Data to process:
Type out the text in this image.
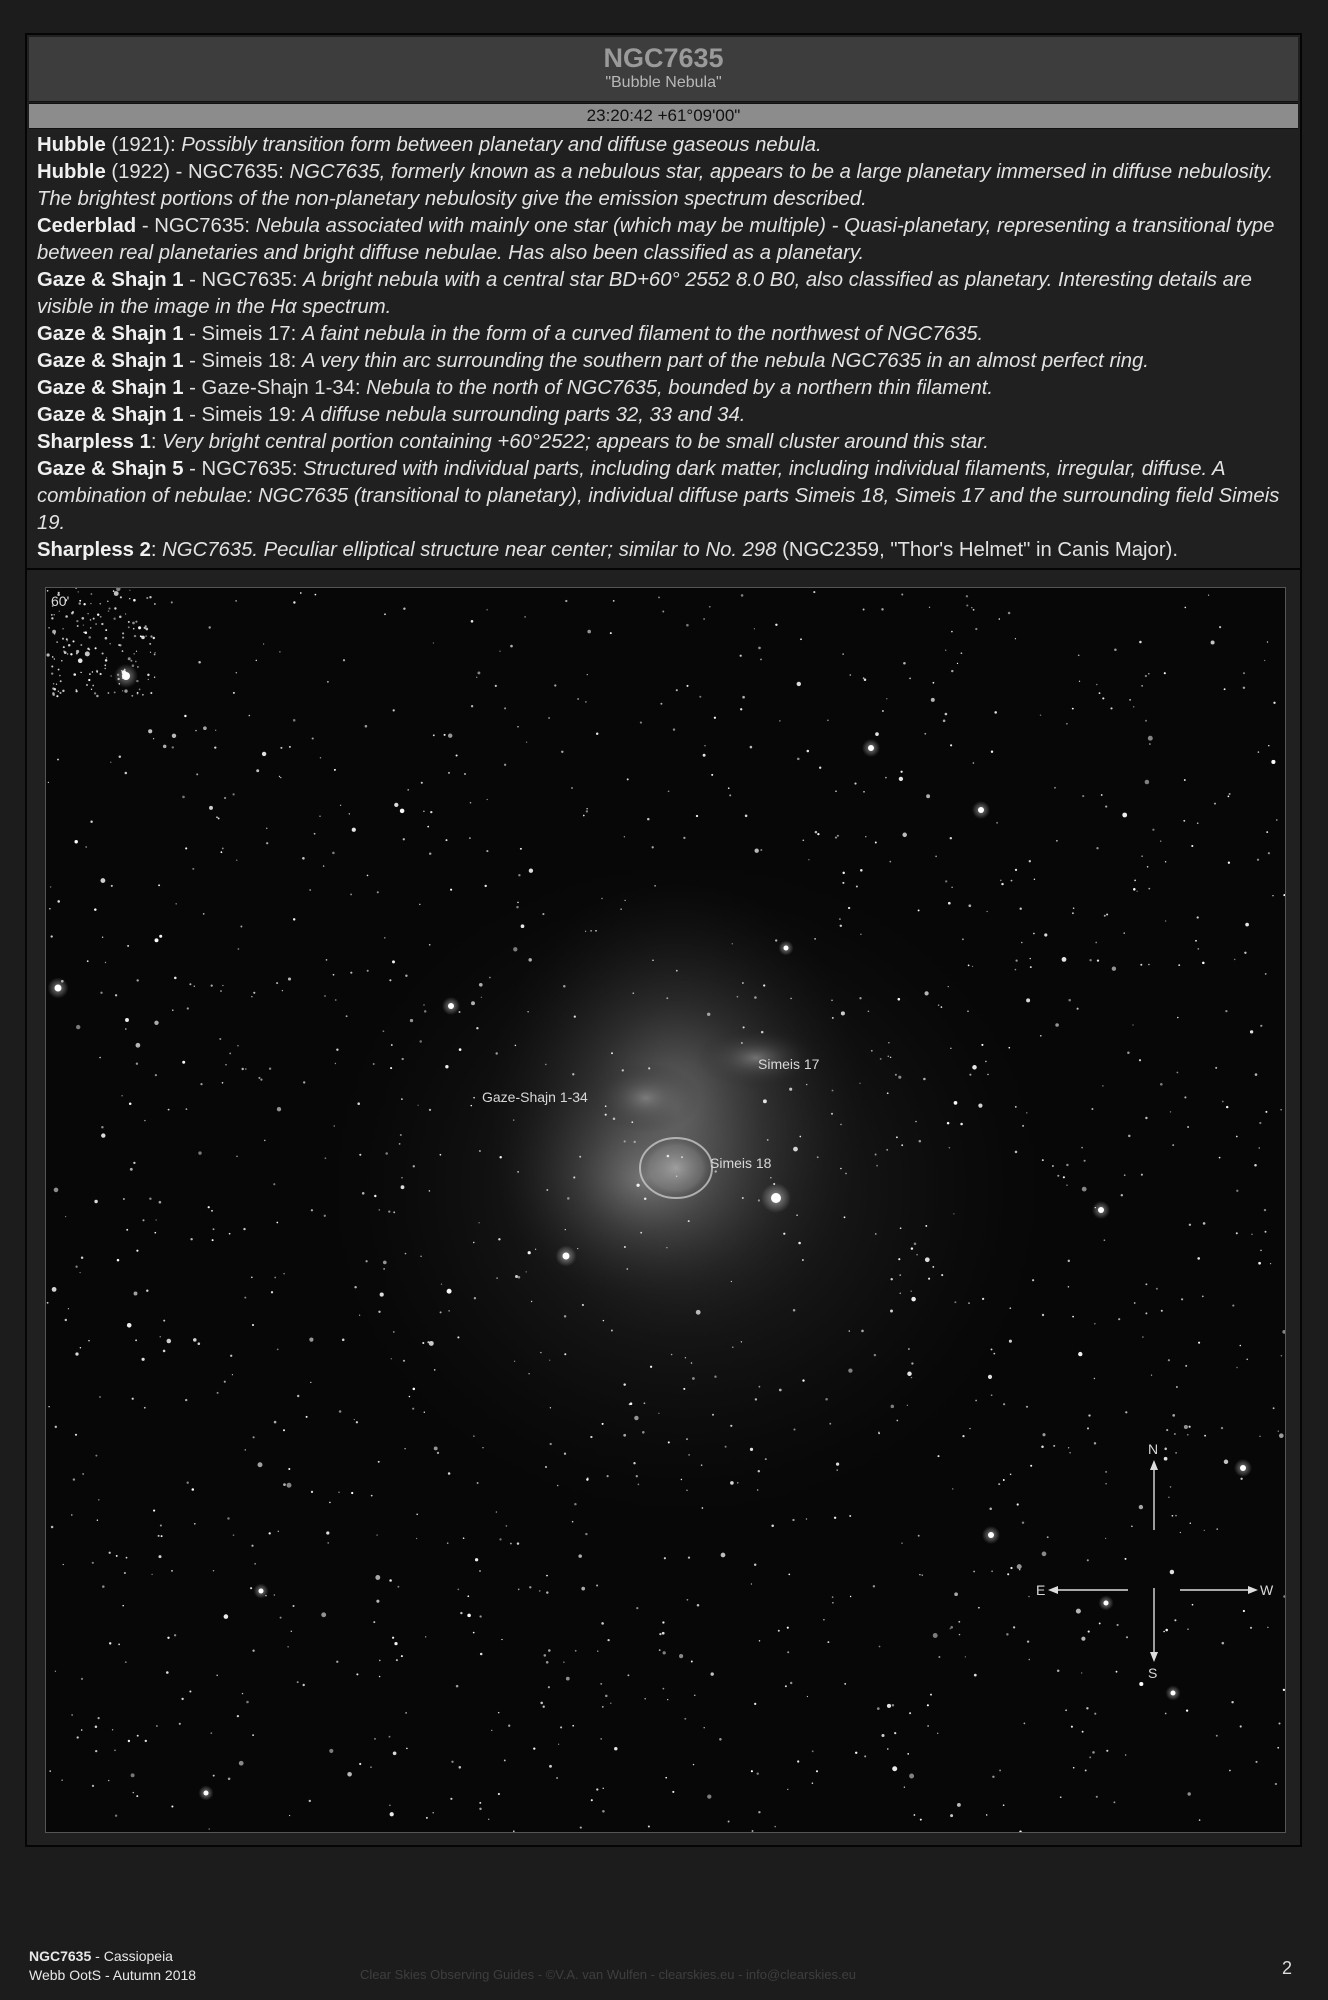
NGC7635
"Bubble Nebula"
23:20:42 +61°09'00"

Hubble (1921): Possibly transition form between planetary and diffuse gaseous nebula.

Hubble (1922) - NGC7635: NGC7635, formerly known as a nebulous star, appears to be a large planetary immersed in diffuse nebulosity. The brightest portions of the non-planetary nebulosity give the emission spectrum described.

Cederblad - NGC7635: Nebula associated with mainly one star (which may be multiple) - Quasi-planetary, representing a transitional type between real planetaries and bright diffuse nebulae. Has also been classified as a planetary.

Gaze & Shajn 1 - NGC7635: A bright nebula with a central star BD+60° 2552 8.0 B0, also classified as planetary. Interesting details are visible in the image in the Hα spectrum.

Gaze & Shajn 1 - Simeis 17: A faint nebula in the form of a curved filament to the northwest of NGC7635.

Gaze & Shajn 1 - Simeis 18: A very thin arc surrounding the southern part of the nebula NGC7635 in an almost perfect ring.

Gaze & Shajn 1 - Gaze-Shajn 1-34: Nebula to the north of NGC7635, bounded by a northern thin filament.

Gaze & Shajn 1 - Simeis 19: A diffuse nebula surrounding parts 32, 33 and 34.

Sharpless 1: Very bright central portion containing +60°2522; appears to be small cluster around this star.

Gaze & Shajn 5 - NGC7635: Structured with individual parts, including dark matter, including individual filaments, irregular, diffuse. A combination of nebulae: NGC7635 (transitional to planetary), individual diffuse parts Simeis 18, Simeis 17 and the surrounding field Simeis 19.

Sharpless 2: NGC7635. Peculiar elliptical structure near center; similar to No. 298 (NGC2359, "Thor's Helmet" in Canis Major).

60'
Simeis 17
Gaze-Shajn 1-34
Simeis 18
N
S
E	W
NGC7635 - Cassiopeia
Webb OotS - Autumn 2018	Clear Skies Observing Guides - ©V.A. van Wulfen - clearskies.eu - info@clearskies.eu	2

---

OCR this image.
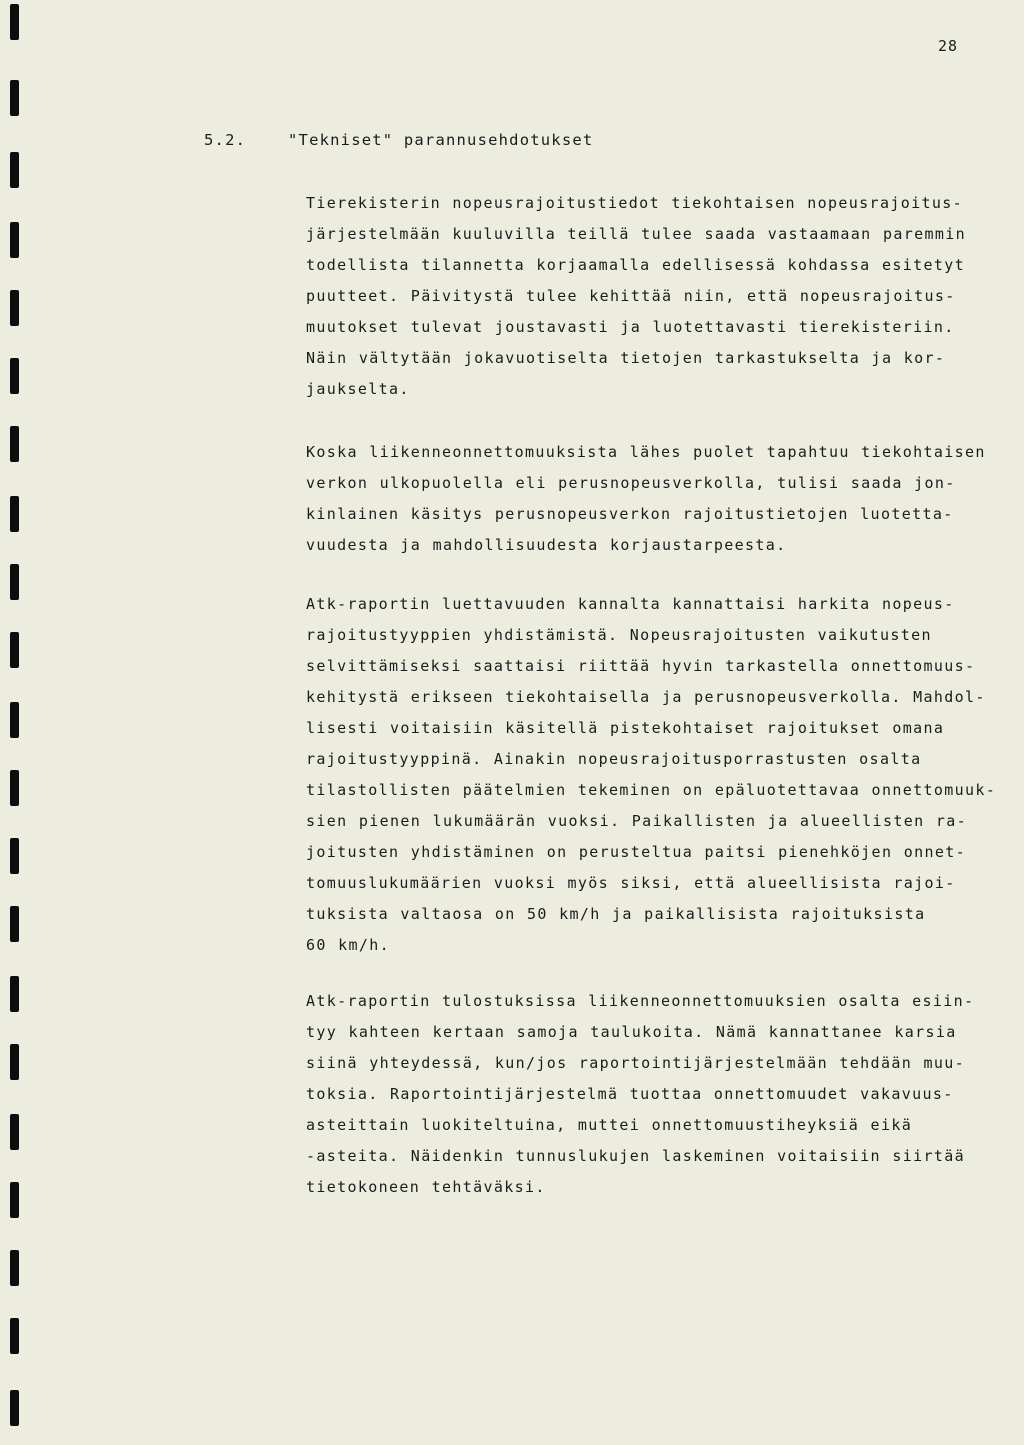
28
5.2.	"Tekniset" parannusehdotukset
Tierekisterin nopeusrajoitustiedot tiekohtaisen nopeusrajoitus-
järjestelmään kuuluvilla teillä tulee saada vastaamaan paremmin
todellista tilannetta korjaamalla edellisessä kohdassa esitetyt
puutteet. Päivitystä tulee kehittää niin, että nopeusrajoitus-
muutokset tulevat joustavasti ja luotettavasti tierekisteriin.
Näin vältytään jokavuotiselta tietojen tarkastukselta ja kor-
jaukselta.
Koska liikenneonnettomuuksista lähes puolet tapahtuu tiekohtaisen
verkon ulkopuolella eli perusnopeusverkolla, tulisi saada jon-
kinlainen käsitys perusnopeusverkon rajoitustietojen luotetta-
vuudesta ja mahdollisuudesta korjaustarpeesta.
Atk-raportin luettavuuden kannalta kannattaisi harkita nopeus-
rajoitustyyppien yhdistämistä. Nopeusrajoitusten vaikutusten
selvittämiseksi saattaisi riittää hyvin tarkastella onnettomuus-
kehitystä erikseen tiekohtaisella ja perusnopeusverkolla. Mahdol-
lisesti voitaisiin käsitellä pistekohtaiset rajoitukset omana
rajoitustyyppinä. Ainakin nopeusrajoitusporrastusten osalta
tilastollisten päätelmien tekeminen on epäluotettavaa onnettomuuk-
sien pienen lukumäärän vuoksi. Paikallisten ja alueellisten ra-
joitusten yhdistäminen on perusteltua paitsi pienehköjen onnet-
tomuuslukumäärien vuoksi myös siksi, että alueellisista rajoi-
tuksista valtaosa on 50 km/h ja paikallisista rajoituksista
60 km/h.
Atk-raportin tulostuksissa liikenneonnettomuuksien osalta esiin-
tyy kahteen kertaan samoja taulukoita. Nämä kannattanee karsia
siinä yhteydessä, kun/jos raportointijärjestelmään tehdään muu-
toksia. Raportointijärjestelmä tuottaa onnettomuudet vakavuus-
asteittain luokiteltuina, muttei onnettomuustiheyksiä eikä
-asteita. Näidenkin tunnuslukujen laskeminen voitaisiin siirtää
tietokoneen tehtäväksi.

Instructions for the task: Copy whichever lines in the listing above contain the word "appears".

Response below:
Hubble (1922) - NGC7635: NGC7635, formerly known as a nebulous star, appears to be a large planetary immersed in diffuse nebulosity. The brightest portions of the non-planetary nebulosity give the emission spectrum described.
Sharpless 1: Very bright central portion containing +60°2522; appears to be small cluster around this star.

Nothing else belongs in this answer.